Every record must be written out once more, with nothing added or omitted.
------------------------------------
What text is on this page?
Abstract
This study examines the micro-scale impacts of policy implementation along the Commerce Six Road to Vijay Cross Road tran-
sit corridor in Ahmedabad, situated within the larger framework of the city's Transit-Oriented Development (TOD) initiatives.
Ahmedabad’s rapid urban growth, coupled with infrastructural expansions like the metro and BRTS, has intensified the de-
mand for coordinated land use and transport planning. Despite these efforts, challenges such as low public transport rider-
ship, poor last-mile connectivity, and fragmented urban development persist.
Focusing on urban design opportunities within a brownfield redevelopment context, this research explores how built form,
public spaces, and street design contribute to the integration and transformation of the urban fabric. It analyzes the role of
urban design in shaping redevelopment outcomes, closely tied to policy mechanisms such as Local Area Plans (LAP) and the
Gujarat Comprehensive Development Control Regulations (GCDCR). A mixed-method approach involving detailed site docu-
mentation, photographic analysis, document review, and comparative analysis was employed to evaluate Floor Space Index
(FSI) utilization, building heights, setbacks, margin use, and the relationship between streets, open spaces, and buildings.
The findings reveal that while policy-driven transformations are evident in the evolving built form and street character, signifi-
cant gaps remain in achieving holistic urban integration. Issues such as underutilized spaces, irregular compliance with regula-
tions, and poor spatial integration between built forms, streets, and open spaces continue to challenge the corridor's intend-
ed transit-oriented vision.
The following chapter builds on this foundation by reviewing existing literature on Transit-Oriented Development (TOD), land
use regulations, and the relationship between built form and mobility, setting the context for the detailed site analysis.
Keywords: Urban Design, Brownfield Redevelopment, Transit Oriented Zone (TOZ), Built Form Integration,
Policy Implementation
------------------------------------
- Written answer -
What text is on this page?
Abstract
This study examines the micro-scale impacts of policy implementation along the Commerce Six Road to Vijay Cross Road tran-
sit corridor in Ahmedabad, situated within the larger framework of the city's Transit-Oriented Development (TOD) initiatives.
Ahmedabad’s rapid urban growth, coupled with infrastructural expansions like the metro and BRTS, has intensified the de-
mand for coordinated land use and transport planning. Despite these efforts, challenges such as low public transport rider-
ship, poor last-mile connectivity, and fragmented urban development persist.
Focusing on urban design opportunities within a brownfield redevelopment context, this research explores how built form,
public spaces, and street design contribute to the integration and transformation of the urban fabric. It analyzes the role of
urban design in shaping redevelopment outcomes, closely tied to policy mechanisms such as Local Area Plans (LAP) and the
Gujarat Comprehensive Development Control Regulations (GCDCR). A mixed-method approach involving detailed site docu-
mentation, photographic analysis, document review, and comparative analysis was employed to evaluate Floor Space Index
(FSI) utilization, building heights, setbacks, margin use, and the relationship between streets, open spaces, and buildings.
The findings reveal that while policy-driven transformations are evident in the evolving built form and street character, signifi-
cant gaps remain in achieving holistic urban integration. Issues such as underutilized spaces, irregular compliance with regula-
tions, and poor spatial integration between built forms, streets, and open spaces continue to challenge the corridor's intend-
ed transit-oriented vision.
The following chapter builds on this foundation by reviewing existing literature on Transit-Oriented Development (TOD), land
use regulations, and the relationship between built form and mobility, setting the context for the detailed site analysis.
Keywords: Urban Design, Brownfield Redevelopment, Transit Oriented Zone (TOZ), Built Form Integration,
Policy Implementation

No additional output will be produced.